Stated goal:
Read the entries below and pull out each line with the string "than".

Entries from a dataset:
****
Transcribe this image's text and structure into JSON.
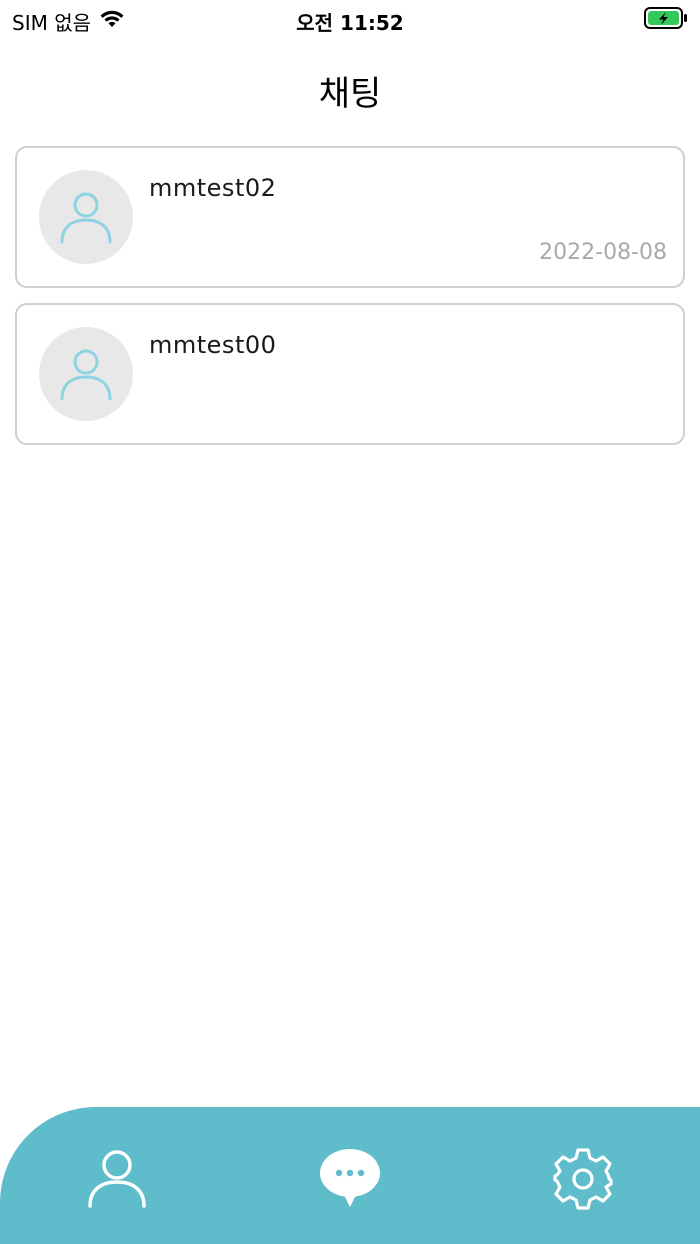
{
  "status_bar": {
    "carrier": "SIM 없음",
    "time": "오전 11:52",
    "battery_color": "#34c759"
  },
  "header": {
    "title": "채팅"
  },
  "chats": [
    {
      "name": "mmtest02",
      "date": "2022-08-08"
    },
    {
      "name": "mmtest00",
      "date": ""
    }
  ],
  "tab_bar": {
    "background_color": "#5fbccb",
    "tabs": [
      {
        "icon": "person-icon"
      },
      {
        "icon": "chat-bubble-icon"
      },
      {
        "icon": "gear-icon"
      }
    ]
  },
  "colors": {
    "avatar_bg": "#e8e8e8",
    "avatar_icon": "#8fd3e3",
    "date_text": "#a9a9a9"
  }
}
****
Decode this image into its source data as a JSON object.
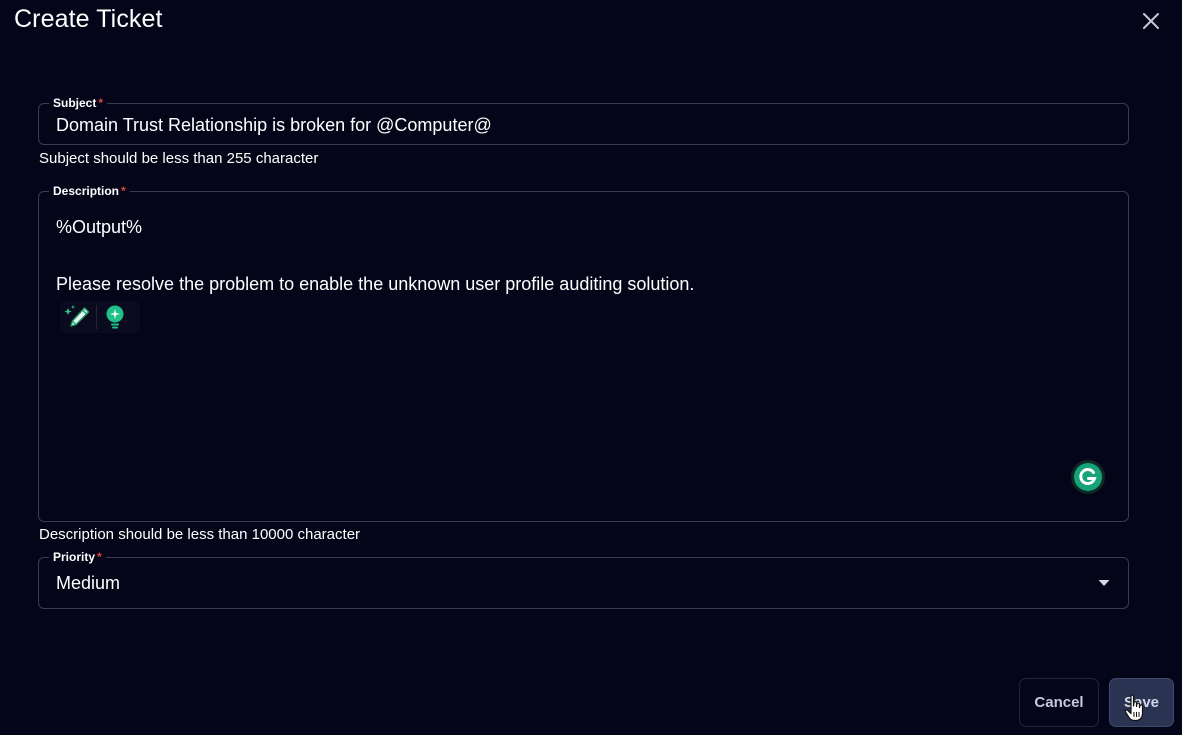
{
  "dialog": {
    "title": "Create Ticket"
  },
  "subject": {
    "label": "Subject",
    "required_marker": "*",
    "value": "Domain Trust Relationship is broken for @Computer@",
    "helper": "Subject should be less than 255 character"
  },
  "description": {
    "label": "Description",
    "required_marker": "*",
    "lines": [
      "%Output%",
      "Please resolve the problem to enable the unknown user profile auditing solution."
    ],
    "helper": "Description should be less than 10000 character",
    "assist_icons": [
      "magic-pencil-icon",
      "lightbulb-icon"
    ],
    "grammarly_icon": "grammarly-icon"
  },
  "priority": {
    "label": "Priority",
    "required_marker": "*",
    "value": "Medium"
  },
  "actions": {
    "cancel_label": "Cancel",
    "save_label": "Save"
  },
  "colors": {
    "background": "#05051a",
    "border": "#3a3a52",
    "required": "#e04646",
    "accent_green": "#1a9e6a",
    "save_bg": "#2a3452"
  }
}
****
The result:
    "helper": "Subject should be less than 255 character"
    "helper": "Description should be less than 10000 character",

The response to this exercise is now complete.